[Data excerpts]
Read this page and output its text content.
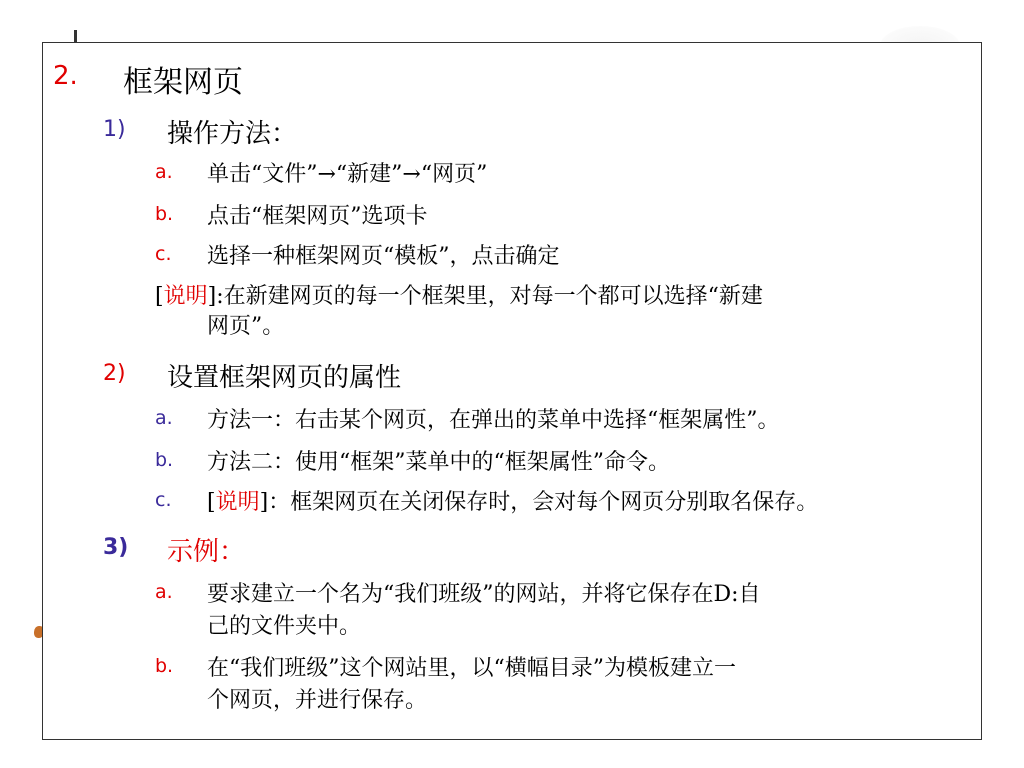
2. 框架网页
1) 操作方法：
a. 单击“文件”→“新建”→“网页”
b. 点击“框架网页”选项卡
c. 选择一种框架网页“模板”，点击确定
[说明]:在新建网页的每一个框架里，对每一个都可以选择“新建
网页”。
2) 设置框架网页的属性
a. 方法一：右击某个网页，在弹出的菜单中选择“框架属性”。
b. 方法二：使用“框架”菜单中的“框架属性”命令。
c. [说明]：框架网页在关闭保存时，会对每个网页分别取名保存。
3) 示例：
a. 要求建立一个名为“我们班级”的网站，并将它保存在D:自
己的文件夹中。
b. 在“我们班级”这个网站里，以“横幅目录”为模板建立一
个网页，并进行保存。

§ PROBLEM TO WORK ON
Each line of the material must be retyped exactly, except that images are omitted.

§ SOLUTION TO THIS PROBLEM
Read this page and output its text content.
2. 框架网页
1) 操作方法：
a. 单击“文件”→“新建”→“网页”
b. 点击“框架网页”选项卡
c. 选择一种框架网页“模板”，点击确定
[说明]:在新建网页的每一个框架里，对每一个都可以选择“新建
网页”。
2) 设置框架网页的属性
a. 方法一：右击某个网页，在弹出的菜单中选择“框架属性”。
b. 方法二：使用“框架”菜单中的“框架属性”命令。
c. [说明]：框架网页在关闭保存时，会对每个网页分别取名保存。
3) 示例：
a. 要求建立一个名为“我们班级”的网站，并将它保存在D:自
己的文件夹中。
b. 在“我们班级”这个网站里，以“横幅目录”为模板建立一
个网页，并进行保存。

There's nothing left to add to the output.